Brief:
Extract the data exactly, missing nothing.

[Stored data]
start

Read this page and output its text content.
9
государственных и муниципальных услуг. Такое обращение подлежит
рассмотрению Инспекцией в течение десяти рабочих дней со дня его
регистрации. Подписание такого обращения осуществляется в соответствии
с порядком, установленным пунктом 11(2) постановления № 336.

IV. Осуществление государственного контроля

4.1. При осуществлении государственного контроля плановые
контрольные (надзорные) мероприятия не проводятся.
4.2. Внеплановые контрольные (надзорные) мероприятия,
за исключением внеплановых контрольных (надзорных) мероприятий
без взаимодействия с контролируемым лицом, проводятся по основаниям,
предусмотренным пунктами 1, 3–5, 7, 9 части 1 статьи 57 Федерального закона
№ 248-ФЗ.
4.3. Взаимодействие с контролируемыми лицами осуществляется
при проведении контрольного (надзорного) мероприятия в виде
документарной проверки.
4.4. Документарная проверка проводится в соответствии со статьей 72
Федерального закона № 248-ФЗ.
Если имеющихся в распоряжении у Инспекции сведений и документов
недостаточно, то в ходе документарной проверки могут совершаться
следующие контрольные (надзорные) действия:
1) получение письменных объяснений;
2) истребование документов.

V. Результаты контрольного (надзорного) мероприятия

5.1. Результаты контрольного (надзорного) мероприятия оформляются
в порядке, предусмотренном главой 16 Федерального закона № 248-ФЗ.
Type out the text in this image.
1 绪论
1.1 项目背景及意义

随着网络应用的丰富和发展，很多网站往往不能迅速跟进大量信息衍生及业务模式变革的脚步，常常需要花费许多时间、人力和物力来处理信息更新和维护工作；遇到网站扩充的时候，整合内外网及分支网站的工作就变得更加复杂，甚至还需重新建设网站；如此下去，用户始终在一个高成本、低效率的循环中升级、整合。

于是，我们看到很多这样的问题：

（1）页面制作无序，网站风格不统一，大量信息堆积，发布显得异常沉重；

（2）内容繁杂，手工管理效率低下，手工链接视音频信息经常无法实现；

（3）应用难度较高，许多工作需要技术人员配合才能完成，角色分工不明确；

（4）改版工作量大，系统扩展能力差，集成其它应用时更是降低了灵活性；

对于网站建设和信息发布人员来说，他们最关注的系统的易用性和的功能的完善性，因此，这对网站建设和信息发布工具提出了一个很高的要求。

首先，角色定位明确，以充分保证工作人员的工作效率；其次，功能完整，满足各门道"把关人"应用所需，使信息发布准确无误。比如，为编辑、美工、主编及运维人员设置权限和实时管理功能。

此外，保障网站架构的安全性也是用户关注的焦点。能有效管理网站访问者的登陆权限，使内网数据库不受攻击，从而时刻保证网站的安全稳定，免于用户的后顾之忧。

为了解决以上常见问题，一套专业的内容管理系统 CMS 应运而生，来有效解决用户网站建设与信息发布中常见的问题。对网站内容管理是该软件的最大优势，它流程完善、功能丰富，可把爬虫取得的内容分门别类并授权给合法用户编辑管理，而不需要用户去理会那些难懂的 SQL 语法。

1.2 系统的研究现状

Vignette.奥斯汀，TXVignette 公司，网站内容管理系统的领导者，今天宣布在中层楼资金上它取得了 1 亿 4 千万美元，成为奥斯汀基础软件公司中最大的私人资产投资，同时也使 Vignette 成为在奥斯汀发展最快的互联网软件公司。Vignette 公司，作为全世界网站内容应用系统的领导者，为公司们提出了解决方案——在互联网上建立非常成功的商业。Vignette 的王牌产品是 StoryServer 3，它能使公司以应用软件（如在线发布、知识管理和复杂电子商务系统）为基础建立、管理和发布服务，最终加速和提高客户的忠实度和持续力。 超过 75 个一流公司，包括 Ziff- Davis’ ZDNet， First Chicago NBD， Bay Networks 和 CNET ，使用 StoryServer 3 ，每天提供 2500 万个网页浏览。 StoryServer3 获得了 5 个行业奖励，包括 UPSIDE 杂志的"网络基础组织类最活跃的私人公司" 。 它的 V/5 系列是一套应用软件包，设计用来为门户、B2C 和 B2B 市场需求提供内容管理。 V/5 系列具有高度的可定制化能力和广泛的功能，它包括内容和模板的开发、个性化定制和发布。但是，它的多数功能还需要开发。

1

end

Solution to the problem:
Read this page and output its text content.
9
государственных и муниципальных услуг. Такое обращение подлежит
рассмотрению Инспекцией в течение десяти рабочих дней со дня его
регистрации. Подписание такого обращения осуществляется в соответствии
с порядком, установленным пунктом 11(2) постановления № 336.

IV. Осуществление государственного контроля

4.1. При осуществлении государственного контроля плановые
контрольные (надзорные) мероприятия не проводятся.
4.2. Внеплановые контрольные (надзорные) мероприятия,
за исключением внеплановых контрольных (надзорных) мероприятий
без взаимодействия с контролируемым лицом, проводятся по основаниям,
предусмотренным пунктами 1, 3–5, 7, 9 части 1 статьи 57 Федерального закона
№ 248-ФЗ.
4.3. Взаимодействие с контролируемыми лицами осуществляется
при проведении контрольного (надзорного) мероприятия в виде
документарной проверки.
4.4. Документарная проверка проводится в соответствии со статьей 72
Федерального закона № 248-ФЗ.
Если имеющихся в распоряжении у Инспекции сведений и документов
недостаточно, то в ходе документарной проверки могут совершаться
следующие контрольные (надзорные) действия:
1) получение письменных объяснений;
2) истребование документов.

V. Результаты контрольного (надзорного) мероприятия

5.1. Результаты контрольного (надзорного) мероприятия оформляются
в порядке, предусмотренном главой 16 Федерального закона № 248-ФЗ.
Type out the text in this image.
1 绪论
1.1 项目背景及意义

随着网络应用的丰富和发展，很多网站往往不能迅速跟进大量信息衍生及业务模式变革的脚步，常常需要花费许多时间、人力和物力来处理信息更新和维护工作；遇到网站扩充的时候，整合内外网及分支网站的工作就变得更加复杂，甚至还需重新建设网站；如此下去，用户始终在一个高成本、低效率的循环中升级、整合。

于是，我们看到很多这样的问题：

（1）页面制作无序，网站风格不统一，大量信息堆积，发布显得异常沉重；

（2）内容繁杂，手工管理效率低下，手工链接视音频信息经常无法实现；

（3）应用难度较高，许多工作需要技术人员配合才能完成，角色分工不明确；

（4）改版工作量大，系统扩展能力差，集成其它应用时更是降低了灵活性；

对于网站建设和信息发布人员来说，他们最关注的系统的易用性和的功能的完善性，因此，这对网站建设和信息发布工具提出了一个很高的要求。

首先，角色定位明确，以充分保证工作人员的工作效率；其次，功能完整，满足各门道"把关人"应用所需，使信息发布准确无误。比如，为编辑、美工、主编及运维人员设置权限和实时管理功能。

此外，保障网站架构的安全性也是用户关注的焦点。能有效管理网站访问者的登陆权限，使内网数据库不受攻击，从而时刻保证网站的安全稳定，免于用户的后顾之忧。

为了解决以上常见问题，一套专业的内容管理系统 CMS 应运而生，来有效解决用户网站建设与信息发布中常见的问题。对网站内容管理是该软件的最大优势，它流程完善、功能丰富，可把爬虫取得的内容分门别类并授权给合法用户编辑管理，而不需要用户去理会那些难懂的 SQL 语法。

1.2 系统的研究现状

Vignette.奥斯汀，TXVignette 公司，网站内容管理系统的领导者，今天宣布在中层楼资金上它取得了 1 亿 4 千万美元，成为奥斯汀基础软件公司中最大的私人资产投资，同时也使 Vignette 成为在奥斯汀发展最快的互联网软件公司。Vignette 公司，作为全世界网站内容应用系统的领导者，为公司们提出了解决方案——在互联网上建立非常成功的商业。Vignette 的王牌产品是 StoryServer 3，它能使公司以应用软件（如在线发布、知识管理和复杂电子商务系统）为基础建立、管理和发布服务，最终加速和提高客户的忠实度和持续力。 超过 75 个一流公司，包括 Ziff- Davis’ ZDNet， First Chicago NBD， Bay Networks 和 CNET ，使用 StoryServer 3 ，每天提供 2500 万个网页浏览。 StoryServer3 获得了 5 个行业奖励，包括 UPSIDE 杂志的"网络基础组织类最活跃的私人公司" 。 它的 V/5 系列是一套应用软件包，设计用来为门户、B2C 和 B2B 市场需求提供内容管理。 V/5 系列具有高度的可定制化能力和广泛的功能，它包括内容和模板的开发、个性化定制和发布。但是，它的多数功能还需要开发。

1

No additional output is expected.